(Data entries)

______________________________

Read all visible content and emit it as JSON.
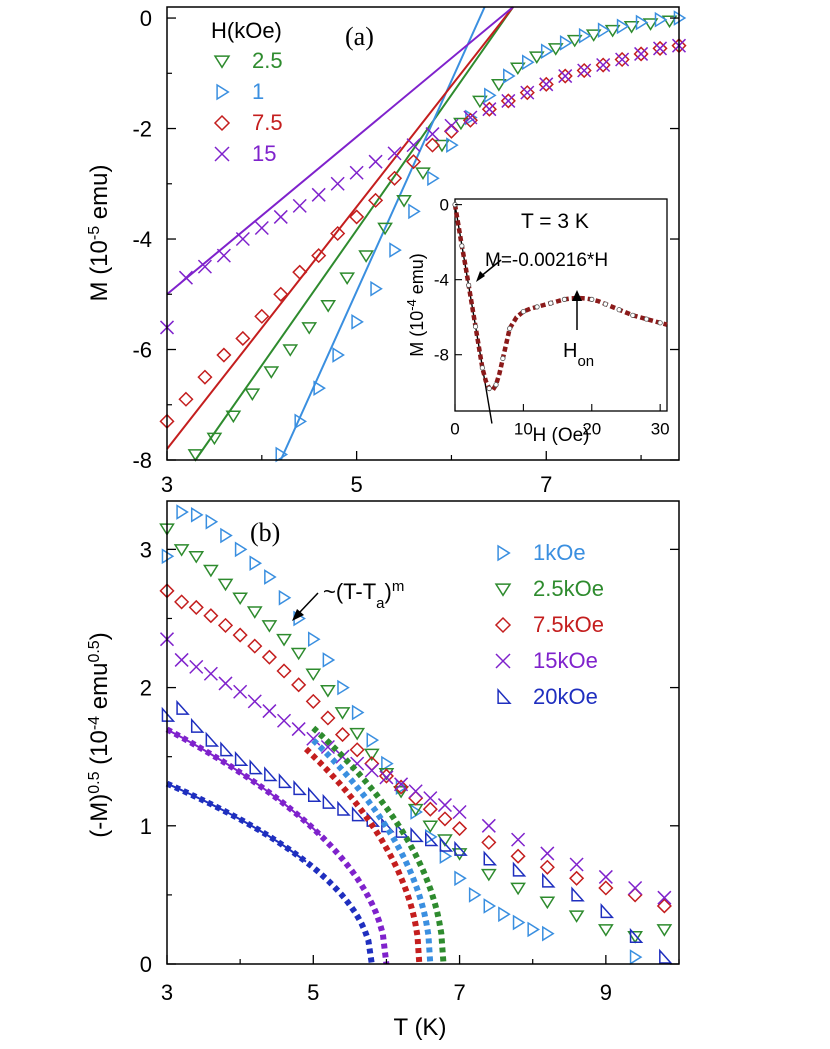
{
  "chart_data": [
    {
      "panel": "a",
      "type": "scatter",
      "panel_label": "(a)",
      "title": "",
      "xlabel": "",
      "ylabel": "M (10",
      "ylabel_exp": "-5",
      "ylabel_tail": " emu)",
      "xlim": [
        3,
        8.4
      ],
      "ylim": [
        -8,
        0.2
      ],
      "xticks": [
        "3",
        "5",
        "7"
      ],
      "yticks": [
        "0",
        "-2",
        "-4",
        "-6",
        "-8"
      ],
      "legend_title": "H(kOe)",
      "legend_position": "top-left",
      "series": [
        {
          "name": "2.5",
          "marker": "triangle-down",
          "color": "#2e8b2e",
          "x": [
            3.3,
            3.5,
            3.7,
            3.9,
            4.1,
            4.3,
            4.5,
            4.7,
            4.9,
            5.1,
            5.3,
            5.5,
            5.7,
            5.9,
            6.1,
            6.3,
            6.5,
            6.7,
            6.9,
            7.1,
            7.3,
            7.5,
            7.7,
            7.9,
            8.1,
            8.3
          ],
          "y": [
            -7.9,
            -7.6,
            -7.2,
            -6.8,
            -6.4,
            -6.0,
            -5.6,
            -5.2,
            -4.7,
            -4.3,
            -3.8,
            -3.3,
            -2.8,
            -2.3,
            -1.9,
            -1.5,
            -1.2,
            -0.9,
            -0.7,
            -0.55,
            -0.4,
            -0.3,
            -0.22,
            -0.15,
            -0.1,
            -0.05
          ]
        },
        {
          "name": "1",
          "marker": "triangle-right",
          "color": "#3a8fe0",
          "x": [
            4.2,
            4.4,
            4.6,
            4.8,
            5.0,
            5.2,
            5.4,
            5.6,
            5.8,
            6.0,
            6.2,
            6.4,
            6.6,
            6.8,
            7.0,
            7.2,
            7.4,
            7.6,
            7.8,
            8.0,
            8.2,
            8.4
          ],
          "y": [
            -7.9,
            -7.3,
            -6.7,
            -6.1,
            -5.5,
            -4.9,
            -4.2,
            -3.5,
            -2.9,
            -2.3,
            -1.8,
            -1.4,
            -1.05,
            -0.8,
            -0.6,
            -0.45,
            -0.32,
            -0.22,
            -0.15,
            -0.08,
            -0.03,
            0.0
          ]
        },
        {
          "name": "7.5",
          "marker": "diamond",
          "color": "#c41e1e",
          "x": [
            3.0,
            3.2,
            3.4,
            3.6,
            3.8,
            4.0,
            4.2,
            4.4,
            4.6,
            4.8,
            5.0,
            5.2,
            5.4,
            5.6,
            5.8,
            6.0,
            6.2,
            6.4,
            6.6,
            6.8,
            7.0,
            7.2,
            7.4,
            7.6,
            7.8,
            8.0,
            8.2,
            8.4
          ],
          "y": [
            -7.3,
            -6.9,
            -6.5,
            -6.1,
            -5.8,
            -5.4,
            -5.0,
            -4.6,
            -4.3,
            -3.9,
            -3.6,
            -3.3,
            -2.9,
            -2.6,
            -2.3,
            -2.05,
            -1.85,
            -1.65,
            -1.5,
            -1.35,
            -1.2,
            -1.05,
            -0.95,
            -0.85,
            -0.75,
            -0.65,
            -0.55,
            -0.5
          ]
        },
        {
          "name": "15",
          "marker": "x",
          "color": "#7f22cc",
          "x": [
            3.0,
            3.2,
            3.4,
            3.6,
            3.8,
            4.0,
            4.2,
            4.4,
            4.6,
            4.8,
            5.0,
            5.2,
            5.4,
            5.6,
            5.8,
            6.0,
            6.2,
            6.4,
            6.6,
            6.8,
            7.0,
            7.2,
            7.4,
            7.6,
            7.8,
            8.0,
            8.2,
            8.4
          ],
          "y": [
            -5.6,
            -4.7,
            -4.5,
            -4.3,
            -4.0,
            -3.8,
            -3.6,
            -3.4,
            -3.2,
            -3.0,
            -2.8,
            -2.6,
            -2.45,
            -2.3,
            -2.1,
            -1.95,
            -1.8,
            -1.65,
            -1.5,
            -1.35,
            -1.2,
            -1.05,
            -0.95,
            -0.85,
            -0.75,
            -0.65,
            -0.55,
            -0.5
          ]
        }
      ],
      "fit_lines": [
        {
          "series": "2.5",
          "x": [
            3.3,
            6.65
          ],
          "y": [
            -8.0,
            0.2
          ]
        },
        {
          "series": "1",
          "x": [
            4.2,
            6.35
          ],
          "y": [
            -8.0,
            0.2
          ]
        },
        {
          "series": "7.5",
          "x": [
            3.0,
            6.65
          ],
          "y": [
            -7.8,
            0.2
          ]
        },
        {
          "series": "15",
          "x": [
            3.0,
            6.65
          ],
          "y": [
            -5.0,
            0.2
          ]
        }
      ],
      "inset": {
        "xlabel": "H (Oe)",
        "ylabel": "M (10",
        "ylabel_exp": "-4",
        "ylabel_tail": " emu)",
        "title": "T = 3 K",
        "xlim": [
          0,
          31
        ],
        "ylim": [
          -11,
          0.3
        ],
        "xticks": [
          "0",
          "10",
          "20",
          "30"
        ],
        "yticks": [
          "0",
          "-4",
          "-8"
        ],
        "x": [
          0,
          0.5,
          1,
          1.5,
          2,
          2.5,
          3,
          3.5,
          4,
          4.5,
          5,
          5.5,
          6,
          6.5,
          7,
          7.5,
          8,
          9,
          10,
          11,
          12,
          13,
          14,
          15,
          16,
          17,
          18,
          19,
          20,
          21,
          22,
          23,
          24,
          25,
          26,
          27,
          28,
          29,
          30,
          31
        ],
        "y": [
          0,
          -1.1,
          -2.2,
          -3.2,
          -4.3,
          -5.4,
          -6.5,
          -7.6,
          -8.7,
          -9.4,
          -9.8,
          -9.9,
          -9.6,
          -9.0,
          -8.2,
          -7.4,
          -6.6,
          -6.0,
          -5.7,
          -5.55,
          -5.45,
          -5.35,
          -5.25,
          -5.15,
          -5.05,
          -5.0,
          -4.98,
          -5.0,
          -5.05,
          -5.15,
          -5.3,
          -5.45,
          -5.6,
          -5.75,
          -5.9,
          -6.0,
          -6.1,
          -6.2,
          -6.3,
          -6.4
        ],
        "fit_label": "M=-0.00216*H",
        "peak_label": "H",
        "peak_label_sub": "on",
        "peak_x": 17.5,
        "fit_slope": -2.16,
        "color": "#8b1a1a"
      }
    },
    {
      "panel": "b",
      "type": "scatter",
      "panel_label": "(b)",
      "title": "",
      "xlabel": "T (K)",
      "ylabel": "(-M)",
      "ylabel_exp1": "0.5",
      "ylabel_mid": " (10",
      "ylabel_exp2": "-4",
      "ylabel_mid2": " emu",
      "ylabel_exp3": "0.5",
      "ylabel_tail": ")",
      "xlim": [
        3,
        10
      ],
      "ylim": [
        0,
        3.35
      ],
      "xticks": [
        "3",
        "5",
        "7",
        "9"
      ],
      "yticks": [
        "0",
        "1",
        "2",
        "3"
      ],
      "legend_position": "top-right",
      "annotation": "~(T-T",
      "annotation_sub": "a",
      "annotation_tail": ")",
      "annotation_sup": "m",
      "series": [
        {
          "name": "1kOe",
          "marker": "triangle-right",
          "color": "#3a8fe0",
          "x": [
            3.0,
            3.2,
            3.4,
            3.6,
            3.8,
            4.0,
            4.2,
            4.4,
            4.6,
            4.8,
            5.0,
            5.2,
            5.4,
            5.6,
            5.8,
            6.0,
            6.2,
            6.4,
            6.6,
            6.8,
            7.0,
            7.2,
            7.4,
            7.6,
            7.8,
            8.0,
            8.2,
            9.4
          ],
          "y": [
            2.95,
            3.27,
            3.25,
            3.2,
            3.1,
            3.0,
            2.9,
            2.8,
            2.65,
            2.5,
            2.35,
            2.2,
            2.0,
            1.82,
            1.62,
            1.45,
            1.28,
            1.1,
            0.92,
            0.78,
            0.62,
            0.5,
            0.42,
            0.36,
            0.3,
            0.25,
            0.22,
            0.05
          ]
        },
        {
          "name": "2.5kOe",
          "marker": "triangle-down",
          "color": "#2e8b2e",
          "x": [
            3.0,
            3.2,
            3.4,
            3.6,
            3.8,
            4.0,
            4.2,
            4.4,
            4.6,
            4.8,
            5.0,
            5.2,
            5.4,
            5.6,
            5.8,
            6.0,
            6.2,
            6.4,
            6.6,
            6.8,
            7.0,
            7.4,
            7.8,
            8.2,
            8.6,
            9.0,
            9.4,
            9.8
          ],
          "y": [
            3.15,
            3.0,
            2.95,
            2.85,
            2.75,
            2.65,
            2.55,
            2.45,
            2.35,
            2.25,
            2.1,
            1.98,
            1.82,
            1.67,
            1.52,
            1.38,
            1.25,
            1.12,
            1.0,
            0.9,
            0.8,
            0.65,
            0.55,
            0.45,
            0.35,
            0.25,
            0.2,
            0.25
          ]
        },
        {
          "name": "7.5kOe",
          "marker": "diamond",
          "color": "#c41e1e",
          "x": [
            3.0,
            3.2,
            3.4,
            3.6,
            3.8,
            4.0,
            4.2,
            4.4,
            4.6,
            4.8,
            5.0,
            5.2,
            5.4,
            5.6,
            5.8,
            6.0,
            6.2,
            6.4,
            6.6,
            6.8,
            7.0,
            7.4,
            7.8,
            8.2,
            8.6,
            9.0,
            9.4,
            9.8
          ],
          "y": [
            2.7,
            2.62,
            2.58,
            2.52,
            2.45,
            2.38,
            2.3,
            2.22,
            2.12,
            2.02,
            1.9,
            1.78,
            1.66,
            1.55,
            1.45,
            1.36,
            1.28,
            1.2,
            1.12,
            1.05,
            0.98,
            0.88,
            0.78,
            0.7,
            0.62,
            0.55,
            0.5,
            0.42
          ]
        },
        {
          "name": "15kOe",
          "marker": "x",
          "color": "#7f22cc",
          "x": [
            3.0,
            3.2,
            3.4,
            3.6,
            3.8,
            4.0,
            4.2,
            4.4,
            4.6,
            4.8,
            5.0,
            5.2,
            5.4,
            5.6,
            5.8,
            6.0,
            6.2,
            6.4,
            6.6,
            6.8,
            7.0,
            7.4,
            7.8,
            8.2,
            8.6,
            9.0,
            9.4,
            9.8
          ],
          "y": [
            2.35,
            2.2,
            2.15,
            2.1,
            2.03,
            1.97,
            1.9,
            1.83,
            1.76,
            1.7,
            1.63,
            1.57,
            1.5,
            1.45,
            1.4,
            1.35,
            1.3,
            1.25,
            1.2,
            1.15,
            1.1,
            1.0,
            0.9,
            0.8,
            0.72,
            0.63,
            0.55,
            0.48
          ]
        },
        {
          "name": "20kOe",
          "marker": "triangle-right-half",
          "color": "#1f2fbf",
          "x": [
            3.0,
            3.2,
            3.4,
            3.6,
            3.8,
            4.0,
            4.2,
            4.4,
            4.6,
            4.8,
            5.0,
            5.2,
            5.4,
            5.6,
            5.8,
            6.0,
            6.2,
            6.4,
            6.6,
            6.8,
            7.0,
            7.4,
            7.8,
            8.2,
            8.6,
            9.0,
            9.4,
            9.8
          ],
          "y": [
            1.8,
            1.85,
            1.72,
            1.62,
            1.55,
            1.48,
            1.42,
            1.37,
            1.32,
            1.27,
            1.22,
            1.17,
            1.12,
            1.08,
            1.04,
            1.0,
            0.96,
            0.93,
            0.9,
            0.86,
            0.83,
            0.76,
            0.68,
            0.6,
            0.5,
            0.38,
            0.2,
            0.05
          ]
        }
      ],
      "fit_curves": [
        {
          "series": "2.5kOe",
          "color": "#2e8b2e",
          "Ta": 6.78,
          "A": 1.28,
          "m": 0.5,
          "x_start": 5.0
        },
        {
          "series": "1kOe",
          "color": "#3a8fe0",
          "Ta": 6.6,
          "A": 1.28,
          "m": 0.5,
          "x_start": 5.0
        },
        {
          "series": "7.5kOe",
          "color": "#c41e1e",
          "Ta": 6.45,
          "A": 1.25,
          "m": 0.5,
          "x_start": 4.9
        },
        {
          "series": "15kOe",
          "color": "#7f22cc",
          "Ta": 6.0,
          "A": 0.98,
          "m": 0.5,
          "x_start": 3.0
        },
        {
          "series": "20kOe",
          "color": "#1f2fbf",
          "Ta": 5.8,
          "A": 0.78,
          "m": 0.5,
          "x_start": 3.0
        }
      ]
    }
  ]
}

______________________________

What you should do:
Show every line in the entries where the string "name" occurs.

Problem solution:
          "name": "2.5",
          "name": "1",
          "name": "7.5",
          "name": "15",
          "name": "1kOe",
          "name": "2.5kOe",
          "name": "7.5kOe",
          "name": "15kOe",
          "name": "20kOe",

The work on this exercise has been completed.